_Work to do_. Copy whichever lines contain the string "table".

_Records for this exercise_.
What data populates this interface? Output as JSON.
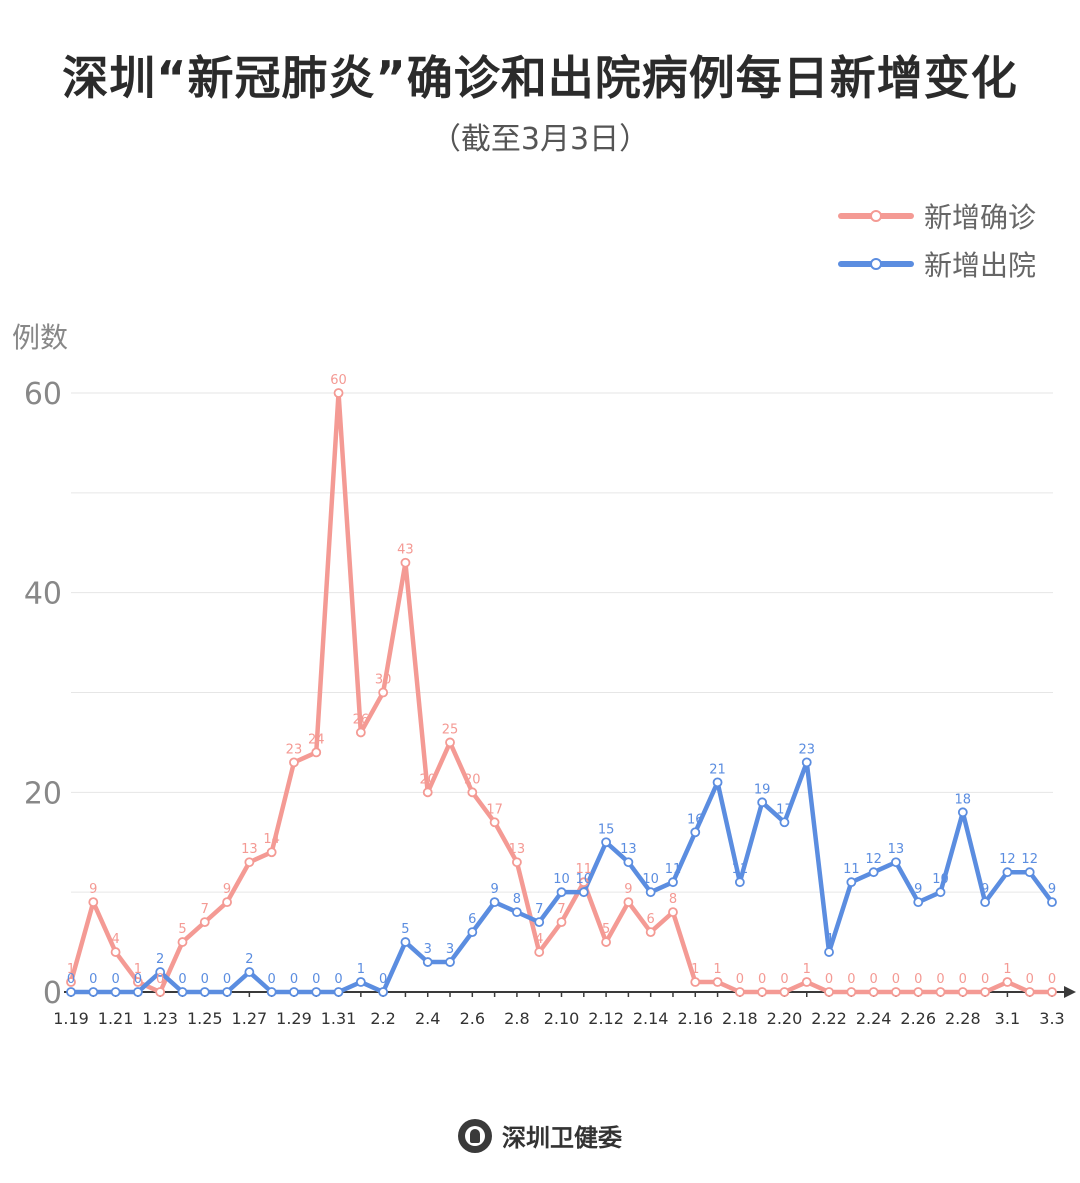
{
  "title": "深圳“新冠肺炎”确诊和出院病例每日新增变化",
  "subtitle": "（截至3月3日）",
  "footer": "深圳卫健委",
  "colors": {
    "confirmed": "#F49A94",
    "discharged": "#5B8DE0",
    "grid": "#e6e6e6",
    "axis": "#3a3a3a"
  },
  "chart_data": {
    "type": "line",
    "ylabel": "例数",
    "ylim": [
      0,
      60
    ],
    "yticks": [
      0,
      20,
      40,
      60
    ],
    "x": [
      "1.19",
      "1.20",
      "1.21",
      "1.22",
      "1.23",
      "1.24",
      "1.25",
      "1.26",
      "1.27",
      "1.28",
      "1.29",
      "1.30",
      "1.31",
      "2.1",
      "2.2",
      "2.3",
      "2.4",
      "2.5",
      "2.6",
      "2.7",
      "2.8",
      "2.9",
      "2.10",
      "2.11",
      "2.12",
      "2.13",
      "2.14",
      "2.15",
      "2.16",
      "2.17",
      "2.18",
      "2.19",
      "2.20",
      "2.21",
      "2.22",
      "2.23",
      "2.24",
      "2.25",
      "2.26",
      "2.27",
      "2.28",
      "2.29",
      "3.1",
      "3.2",
      "3.3"
    ],
    "xtick_labels": [
      "1.19",
      "1.21",
      "1.23",
      "1.25",
      "1.27",
      "1.29",
      "1.31",
      "2.2",
      "2.4",
      "2.6",
      "2.8",
      "2.10",
      "2.12",
      "2.14",
      "2.16",
      "2.18",
      "2.20",
      "2.22",
      "2.24",
      "2.26",
      "2.28",
      "3.1",
      "3.3"
    ],
    "legend_position": "top-right",
    "series": [
      {
        "name": "新增确诊",
        "values": [
          1,
          9,
          4,
          1,
          0,
          5,
          7,
          9,
          13,
          14,
          23,
          24,
          60,
          26,
          30,
          43,
          20,
          25,
          20,
          17,
          13,
          4,
          7,
          11,
          5,
          9,
          6,
          8,
          1,
          1,
          0,
          0,
          0,
          1,
          0,
          0,
          0,
          0,
          0,
          0,
          0,
          0,
          1,
          0,
          0
        ]
      },
      {
        "name": "新增出院",
        "values": [
          0,
          0,
          0,
          0,
          2,
          0,
          0,
          0,
          2,
          0,
          0,
          0,
          0,
          1,
          0,
          5,
          3,
          3,
          6,
          9,
          8,
          7,
          10,
          10,
          15,
          13,
          10,
          11,
          16,
          21,
          11,
          19,
          17,
          23,
          4,
          11,
          12,
          13,
          9,
          10,
          18,
          9,
          12,
          12,
          9
        ]
      }
    ]
  }
}
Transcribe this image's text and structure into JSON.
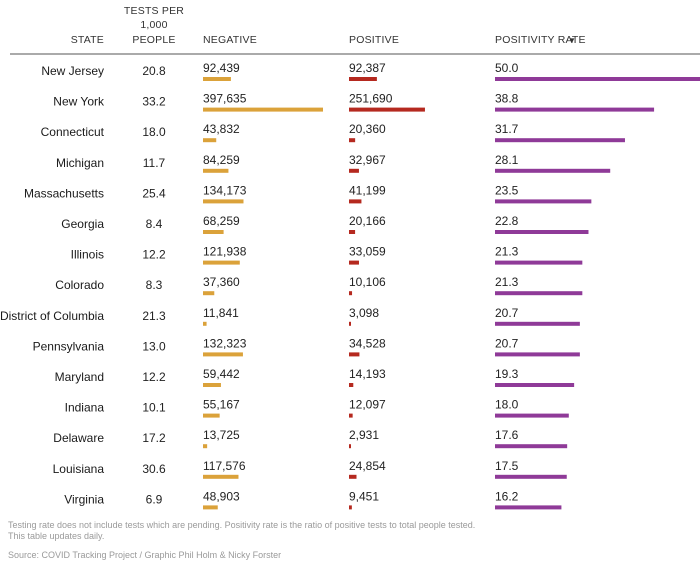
{
  "chart_data": {
    "type": "table",
    "columns": {
      "state": "STATE",
      "tests_per_1000": [
        "TESTS PER",
        "1,000",
        "PEOPLE"
      ],
      "negative": "NEGATIVE",
      "positive": "POSITIVE",
      "positivity_rate": "POSITIVITY RATE",
      "sort_indicator": "▼"
    },
    "rows": [
      {
        "state": "New Jersey",
        "tests_per_1000": "20.8",
        "negative": 92439,
        "negative_label": "92,439",
        "positive": 92387,
        "positive_label": "92,387",
        "rate": 50.0,
        "rate_label": "50.0"
      },
      {
        "state": "New York",
        "tests_per_1000": "33.2",
        "negative": 397635,
        "negative_label": "397,635",
        "positive": 251690,
        "positive_label": "251,690",
        "rate": 38.8,
        "rate_label": "38.8"
      },
      {
        "state": "Connecticut",
        "tests_per_1000": "18.0",
        "negative": 43832,
        "negative_label": "43,832",
        "positive": 20360,
        "positive_label": "20,360",
        "rate": 31.7,
        "rate_label": "31.7"
      },
      {
        "state": "Michigan",
        "tests_per_1000": "11.7",
        "negative": 84259,
        "negative_label": "84,259",
        "positive": 32967,
        "positive_label": "32,967",
        "rate": 28.1,
        "rate_label": "28.1"
      },
      {
        "state": "Massachusetts",
        "tests_per_1000": "25.4",
        "negative": 134173,
        "negative_label": "134,173",
        "positive": 41199,
        "positive_label": "41,199",
        "rate": 23.5,
        "rate_label": "23.5"
      },
      {
        "state": "Georgia",
        "tests_per_1000": "8.4",
        "negative": 68259,
        "negative_label": "68,259",
        "positive": 20166,
        "positive_label": "20,166",
        "rate": 22.8,
        "rate_label": "22.8"
      },
      {
        "state": "Illinois",
        "tests_per_1000": "12.2",
        "negative": 121938,
        "negative_label": "121,938",
        "positive": 33059,
        "positive_label": "33,059",
        "rate": 21.3,
        "rate_label": "21.3"
      },
      {
        "state": "Colorado",
        "tests_per_1000": "8.3",
        "negative": 37360,
        "negative_label": "37,360",
        "positive": 10106,
        "positive_label": "10,106",
        "rate": 21.3,
        "rate_label": "21.3"
      },
      {
        "state": "District of Columbia",
        "tests_per_1000": "21.3",
        "negative": 11841,
        "negative_label": "11,841",
        "positive": 3098,
        "positive_label": "3,098",
        "rate": 20.7,
        "rate_label": "20.7"
      },
      {
        "state": "Pennsylvania",
        "tests_per_1000": "13.0",
        "negative": 132323,
        "negative_label": "132,323",
        "positive": 34528,
        "positive_label": "34,528",
        "rate": 20.7,
        "rate_label": "20.7"
      },
      {
        "state": "Maryland",
        "tests_per_1000": "12.2",
        "negative": 59442,
        "negative_label": "59,442",
        "positive": 14193,
        "positive_label": "14,193",
        "rate": 19.3,
        "rate_label": "19.3"
      },
      {
        "state": "Indiana",
        "tests_per_1000": "10.1",
        "negative": 55167,
        "negative_label": "55,167",
        "positive": 12097,
        "positive_label": "12,097",
        "rate": 18.0,
        "rate_label": "18.0"
      },
      {
        "state": "Delaware",
        "tests_per_1000": "17.2",
        "negative": 13725,
        "negative_label": "13,725",
        "positive": 2931,
        "positive_label": "2,931",
        "rate": 17.6,
        "rate_label": "17.6"
      },
      {
        "state": "Louisiana",
        "tests_per_1000": "30.6",
        "negative": 117576,
        "negative_label": "117,576",
        "positive": 24854,
        "positive_label": "24,854",
        "rate": 17.5,
        "rate_label": "17.5"
      },
      {
        "state": "Virginia",
        "tests_per_1000": "6.9",
        "negative": 48903,
        "negative_label": "48,903",
        "positive": 9451,
        "positive_label": "9,451",
        "rate": 16.2,
        "rate_label": "16.2"
      }
    ],
    "colors": {
      "negative": "#dba23a",
      "positive": "#b5291f",
      "positivity_rate": "#8f3a98"
    }
  },
  "notes": {
    "line1": "Testing rate does not include tests which are pending. Positivity rate is the ratio of positive tests to total people tested.",
    "line2": "This table updates daily.",
    "source": "Source: COVID Tracking Project / Graphic Phil Holm & Nicky Forster"
  }
}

_Response below_.
    "type": "table",
    "line2": "This table updates daily.",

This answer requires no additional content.